Aim of the task
Carry none of the pictures over; set down the material below exactly.

Input rows
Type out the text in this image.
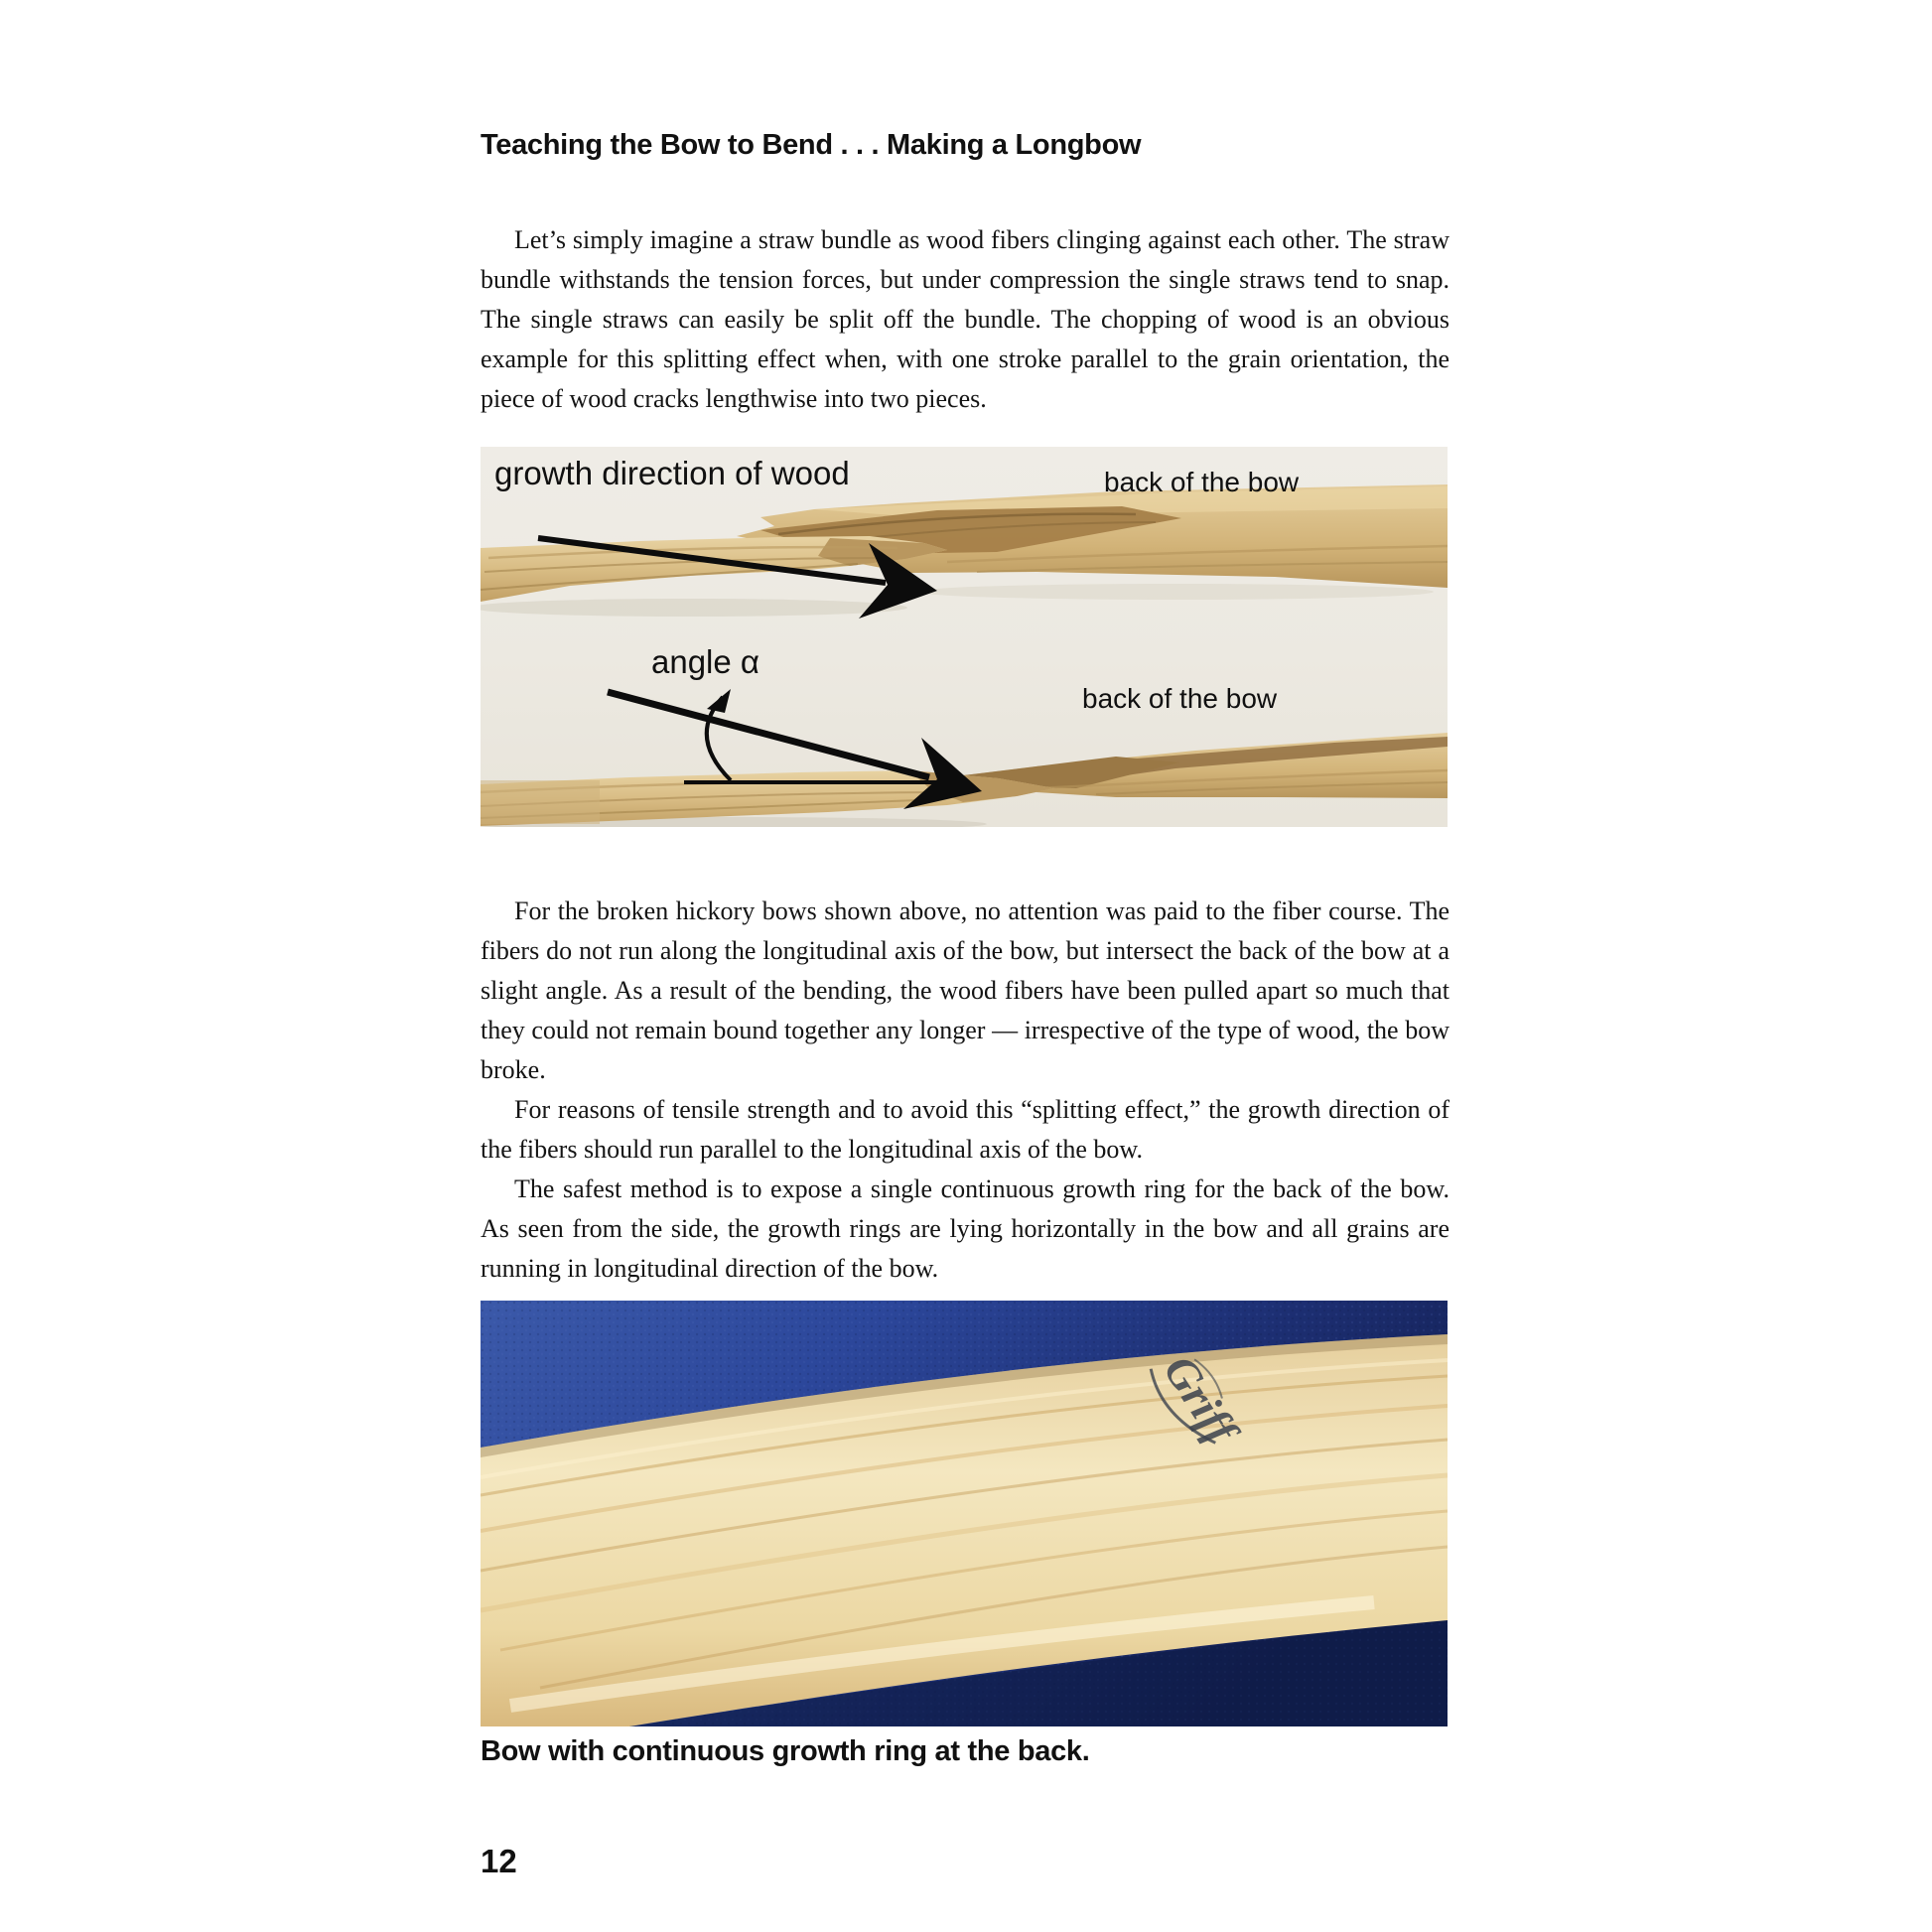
Teaching the Bow to Bend . . . Making a Longbow

Let’s simply imagine a straw bundle as wood fibers clinging against each other. The straw bundle withstands the tension forces, but under compression the single straws tend to snap. The single straws can easily be split off the bundle. The chopping of wood is an obvious example for this splitting effect when, with one stroke parallel to the grain orientation, the piece of wood cracks lengthwise into two pieces.

growth direction of wood	back of the bow
angle α
back of the bow

For the broken hickory bows shown above, no attention was paid to the fiber course. The fibers do not run along the longitudinal axis of the bow, but intersect the back of the bow at a slight angle. As a result of the bending, the wood fibers have been pulled apart so much that they could not remain bound together any longer — irrespective of the type of wood, the bow broke.

For reasons of tensile strength and to avoid this “splitting effect,” the growth direction of the fibers should run parallel to the longitudinal axis of the bow.

The safest method is to expose a single continuous growth ring for the back of the bow. As seen from the side, the growth rings are lying horizontally in the bow and all grains are running in longitudinal direction of the bow.

Griff
Bow with continuous growth ring at the back.
12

Exercise solution
Type out the text in this image.
Teaching the Bow to Bend . . . Making a Longbow

Let’s simply imagine a straw bundle as wood fibers clinging against each other. The straw bundle withstands the tension forces, but under compression the single straws tend to snap. The single straws can easily be split off the bundle. The chopping of wood is an obvious example for this splitting effect when, with one stroke parallel to the grain orientation, the piece of wood cracks lengthwise into two pieces.

growth direction of wood	back of the bow
angle α
back of the bow

For the broken hickory bows shown above, no attention was paid to the fiber course. The fibers do not run along the longitudinal axis of the bow, but intersect the back of the bow at a slight angle. As a result of the bending, the wood fibers have been pulled apart so much that they could not remain bound together any longer — irrespective of the type of wood, the bow broke.

For reasons of tensile strength and to avoid this “splitting effect,” the growth direction of the fibers should run parallel to the longitudinal axis of the bow.

The safest method is to expose a single continuous growth ring for the back of the bow. As seen from the side, the growth rings are lying horizontally in the bow and all grains are running in longitudinal direction of the bow.

Griff
Bow with continuous growth ring at the back.
12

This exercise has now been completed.